§ WRITTEN PROBLEM:
Repeat all the material exactly; pictures stay out of your copy.
_ _ _
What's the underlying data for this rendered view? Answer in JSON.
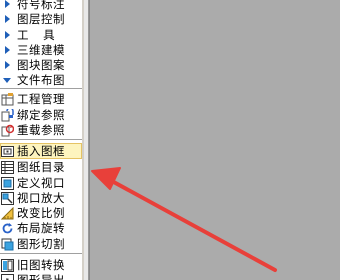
{
  "sidebar": {
    "tree": [
      {
        "label": "符号标注"
      },
      {
        "label": "图层控制"
      },
      {
        "label": "工    具"
      },
      {
        "label": "三维建模"
      },
      {
        "label": "图块图案"
      },
      {
        "label": "文件布图"
      }
    ],
    "items_group1": [
      {
        "label": "工程管理",
        "icon": "project-icon"
      },
      {
        "label": "绑定参照",
        "icon": "bind-ref-icon"
      },
      {
        "label": "重载参照",
        "icon": "reload-ref-icon"
      }
    ],
    "items_group2": [
      {
        "label": "插入图框",
        "icon": "frame-icon"
      },
      {
        "label": "图纸目录",
        "icon": "catalog-icon"
      },
      {
        "label": "定义视口",
        "icon": "viewport-icon"
      },
      {
        "label": "视口放大",
        "icon": "viewport-zoom-icon"
      },
      {
        "label": "改变比例",
        "icon": "scale-icon"
      },
      {
        "label": "布局旋转",
        "icon": "rotate-icon"
      },
      {
        "label": "图形切割",
        "icon": "cut-icon"
      }
    ],
    "items_group3": [
      {
        "label": "旧图转换",
        "icon": "convert-icon"
      },
      {
        "label": "图形导出",
        "icon": "export-icon"
      }
    ]
  },
  "colors": {
    "highlight_bg": "#fdf4bf",
    "arrow": "#e8403a",
    "canvas": "#ababab"
  }
}
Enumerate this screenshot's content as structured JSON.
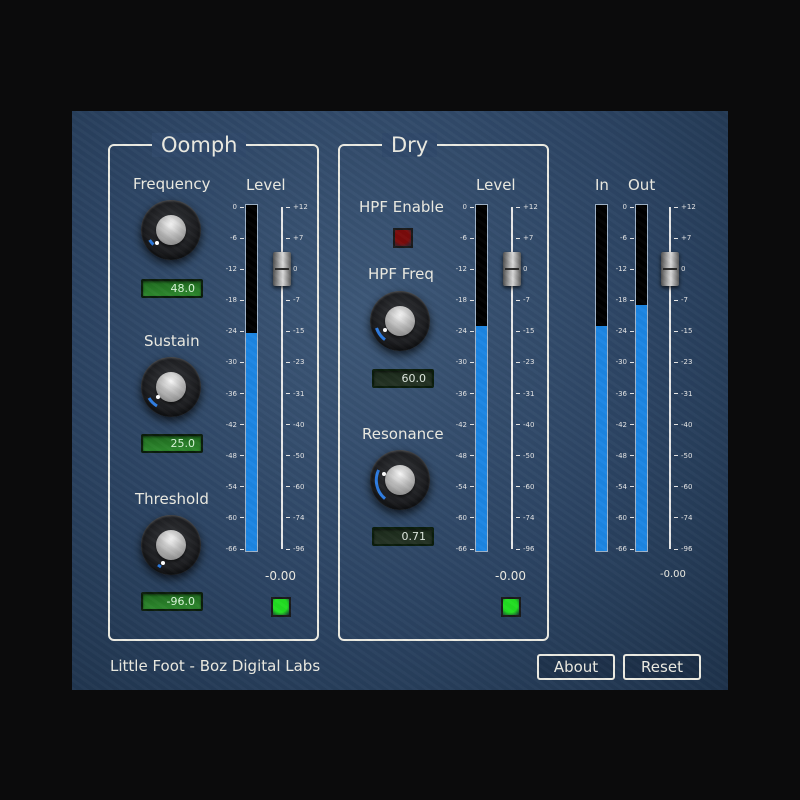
{
  "plugin": {
    "brand": "Little Foot - Boz Digital Labs",
    "about_label": "About",
    "reset_label": "Reset"
  },
  "oomph": {
    "title": "Oomph",
    "level_label": "Level",
    "level_readout": "-0.00",
    "frequency": {
      "label": "Frequency",
      "value": "48.0"
    },
    "sustain": {
      "label": "Sustain",
      "value": "25.0"
    },
    "threshold": {
      "label": "Threshold",
      "value": "-96.0"
    },
    "bypass_led_color": "#22dd22"
  },
  "dry": {
    "title": "Dry",
    "level_label": "Level",
    "level_readout": "-0.00",
    "hpf_enable_label": "HPF Enable",
    "hpf_enable_color": "#7a0b0b",
    "hpf_freq": {
      "label": "HPF Freq",
      "value": "60.0"
    },
    "resonance": {
      "label": "Resonance",
      "value": "0.71"
    },
    "bypass_led_color": "#22dd22"
  },
  "io": {
    "in_label": "In",
    "out_label": "Out",
    "level_readout": "-0.00"
  },
  "meter_scale": [
    "0",
    "-6",
    "-12",
    "-18",
    "-24",
    "-30",
    "-36",
    "-42",
    "-48",
    "-54",
    "-60",
    "-66"
  ],
  "fader_scale": [
    "+12",
    "+7",
    "0",
    "-7",
    "-15",
    "-23",
    "-31",
    "-40",
    "-50",
    "-60",
    "-74",
    "-96"
  ],
  "levels": {
    "oomph_meter_fill": 0.63,
    "dry_meter_fill": 0.65,
    "in_meter_fill": 0.65,
    "out_meter_fill": 0.71,
    "fader_position": 0.18
  },
  "colors": {
    "meter_blue": "#1d86e3",
    "panel_blue": "#2c4463",
    "frame": "#ecebe2"
  }
}
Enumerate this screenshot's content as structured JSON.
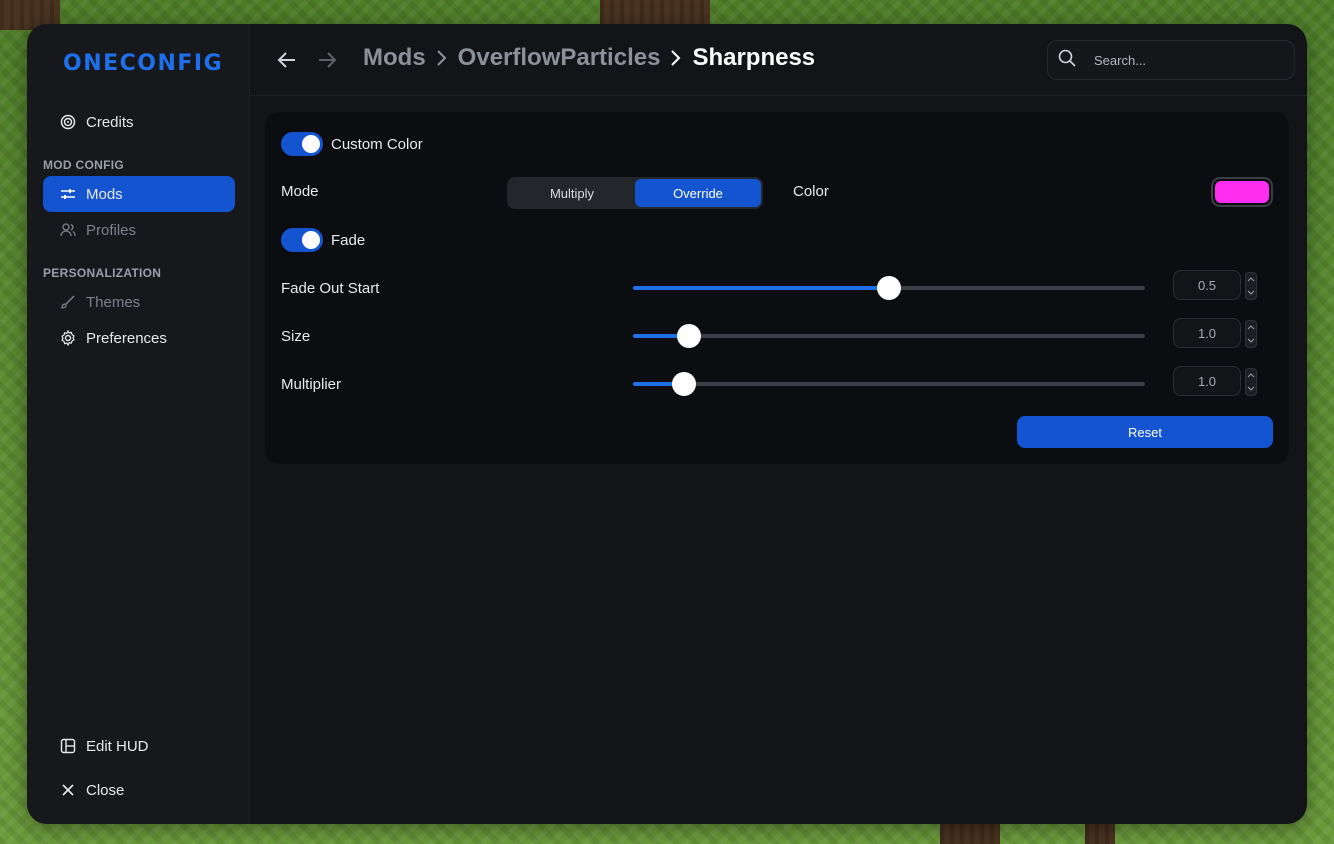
{
  "app": {
    "logo": "ONECONFIG"
  },
  "sidebar": {
    "credits": "Credits",
    "section_mod_config": "MOD CONFIG",
    "mods": "Mods",
    "profiles": "Profiles",
    "section_personalization": "PERSONALIZATION",
    "themes": "Themes",
    "preferences": "Preferences",
    "edit_hud": "Edit HUD",
    "close": "Close"
  },
  "breadcrumb": {
    "items": [
      "Mods",
      "OverflowParticles",
      "Sharpness"
    ]
  },
  "search": {
    "placeholder": "Search..."
  },
  "settings": {
    "custom_color": {
      "label": "Custom Color",
      "enabled": true
    },
    "mode": {
      "label": "Mode",
      "options": [
        "Multiply",
        "Override"
      ],
      "selected": "Override"
    },
    "color": {
      "label": "Color",
      "value": "#ff2df0"
    },
    "fade": {
      "label": "Fade",
      "enabled": true
    },
    "fade_out_start": {
      "label": "Fade Out Start",
      "value": "0.5",
      "fraction": 0.5
    },
    "size": {
      "label": "Size",
      "value": "1.0",
      "fraction": 0.11
    },
    "multiplier": {
      "label": "Multiplier",
      "value": "1.0",
      "fraction": 0.1
    },
    "reset": "Reset"
  },
  "colors": {
    "accent": "#1554d1",
    "window_bg": "#121417",
    "panel_bg": "#0c0d10"
  }
}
_ _ _
§ RIGHT ANSWER:
What's the underlying data for this rendered view? Answer in JSON.
{
  "sidebar": {
    "tree": [
      {
        "label": "符号标注"
      },
      {
        "label": "图层控制"
      },
      {
        "label": "工    具"
      },
      {
        "label": "三维建模"
      },
      {
        "label": "图块图案"
      },
      {
        "label": "文件布图"
      }
    ],
    "items_group1": [
      {
        "label": "工程管理",
        "icon": "project-icon"
      },
      {
        "label": "绑定参照",
        "icon": "bind-ref-icon"
      },
      {
        "label": "重载参照",
        "icon": "reload-ref-icon"
      }
    ],
    "items_group2": [
      {
        "label": "插入图框",
        "icon": "frame-icon"
      },
      {
        "label": "图纸目录",
        "icon": "catalog-icon"
      },
      {
        "label": "定义视口",
        "icon": "viewport-icon"
      },
      {
        "label": "视口放大",
        "icon": "viewport-zoom-icon"
      },
      {
        "label": "改变比例",
        "icon": "scale-icon"
      },
      {
        "label": "布局旋转",
        "icon": "rotate-icon"
      },
      {
        "label": "图形切割",
        "icon": "cut-icon"
      }
    ],
    "items_group3": [
      {
        "label": "旧图转换",
        "icon": "convert-icon"
      },
      {
        "label": "图形导出",
        "icon": "export-icon"
      }
    ]
  },
  "colors": {
    "highlight_bg": "#fdf4bf",
    "arrow": "#e8403a",
    "canvas": "#ababab"
  }
}
Enumerate this screenshot's content as structured JSON.
{
  "plugin": {
    "brand": "Little Foot - Boz Digital Labs",
    "about_label": "About",
    "reset_label": "Reset"
  },
  "oomph": {
    "title": "Oomph",
    "level_label": "Level",
    "level_readout": "-0.00",
    "frequency": {
      "label": "Frequency",
      "value": "48.0"
    },
    "sustain": {
      "label": "Sustain",
      "value": "25.0"
    },
    "threshold": {
      "label": "Threshold",
      "value": "-96.0"
    },
    "bypass_led_color": "#22dd22"
  },
  "dry": {
    "title": "Dry",
    "level_label": "Level",
    "level_readout": "-0.00",
    "hpf_enable_label": "HPF Enable",
    "hpf_enable_color": "#7a0b0b",
    "hpf_freq": {
      "label": "HPF Freq",
      "value": "60.0"
    },
    "resonance": {
      "label": "Resonance",
      "value": "0.71"
    },
    "bypass_led_color": "#22dd22"
  },
  "io": {
    "in_label": "In",
    "out_label": "Out",
    "level_readout": "-0.00"
  },
  "meter_scale": [
    "0",
    "-6",
    "-12",
    "-18",
    "-24",
    "-30",
    "-36",
    "-42",
    "-48",
    "-54",
    "-60",
    "-66"
  ],
  "fader_scale": [
    "+12",
    "+7",
    "0",
    "-7",
    "-15",
    "-23",
    "-31",
    "-40",
    "-50",
    "-60",
    "-74",
    "-96"
  ],
  "levels": {
    "oomph_meter_fill": 0.63,
    "dry_meter_fill": 0.65,
    "in_meter_fill": 0.65,
    "out_meter_fill": 0.71,
    "fader_position": 0.18
  },
  "colors": {
    "meter_blue": "#1d86e3",
    "panel_blue": "#2c4463",
    "frame": "#ecebe2"
  }
}
Enumerate this screenshot's content as structured JSON.
{
  "app": {
    "logo": "ONECONFIG"
  },
  "sidebar": {
    "credits": "Credits",
    "section_mod_config": "MOD CONFIG",
    "mods": "Mods",
    "profiles": "Profiles",
    "section_personalization": "PERSONALIZATION",
    "themes": "Themes",
    "preferences": "Preferences",
    "edit_hud": "Edit HUD",
    "close": "Close"
  },
  "breadcrumb": {
    "items": [
      "Mods",
      "OverflowParticles",
      "Sharpness"
    ]
  },
  "search": {
    "placeholder": "Search..."
  },
  "settings": {
    "custom_color": {
      "label": "Custom Color",
      "enabled": true
    },
    "mode": {
      "label": "Mode",
      "options": [
        "Multiply",
        "Override"
      ],
      "selected": "Override"
    },
    "color": {
      "label": "Color",
      "value": "#ff2df0"
    },
    "fade": {
      "label": "Fade",
      "enabled": true
    },
    "fade_out_start": {
      "label": "Fade Out Start",
      "value": "0.5",
      "fraction": 0.5
    },
    "size": {
      "label": "Size",
      "value": "1.0",
      "fraction": 0.11
    },
    "multiplier": {
      "label": "Multiplier",
      "value": "1.0",
      "fraction": 0.1
    },
    "reset": "Reset"
  },
  "colors": {
    "accent": "#1554d1",
    "window_bg": "#121417",
    "panel_bg": "#0c0d10"
  }
}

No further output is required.